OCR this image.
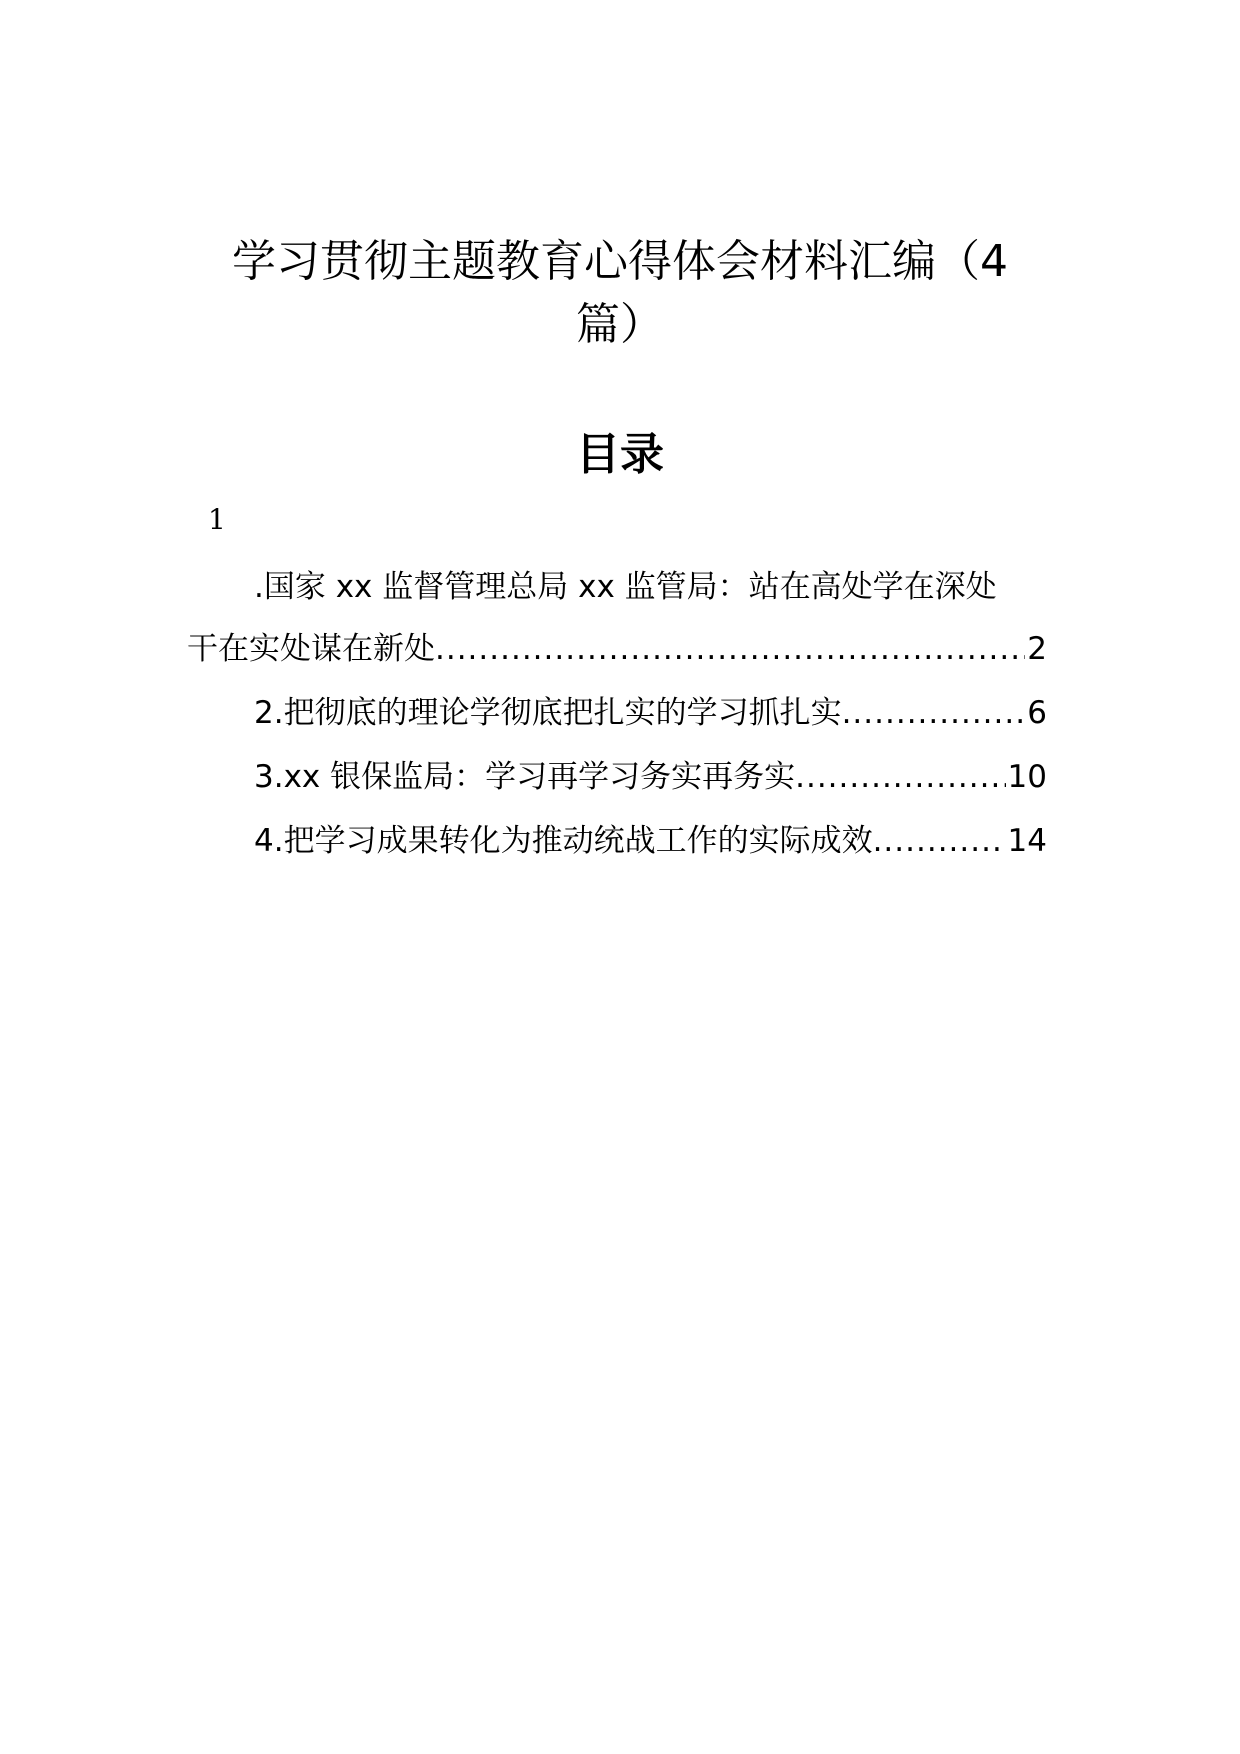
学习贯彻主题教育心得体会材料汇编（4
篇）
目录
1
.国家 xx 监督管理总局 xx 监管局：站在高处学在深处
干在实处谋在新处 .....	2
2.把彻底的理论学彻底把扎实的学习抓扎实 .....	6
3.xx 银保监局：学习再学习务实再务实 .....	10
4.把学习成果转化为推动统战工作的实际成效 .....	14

+--

EXERCISE PROMPT - Pictures in the records above should not be copied. Repeat everything else exactly.

RESPONSE TO THE TASK -
OCR this image.
学习贯彻主题教育心得体会材料汇编（4
篇）
目录
1
.国家 xx 监督管理总局 xx 监管局：站在高处学在深处
干在实处谋在新处 .....	2
2.把彻底的理论学彻底把扎实的学习抓扎实 .....	6
3.xx 银保监局：学习再学习务实再务实 .....	10
4.把学习成果转化为推动统战工作的实际成效 .....	14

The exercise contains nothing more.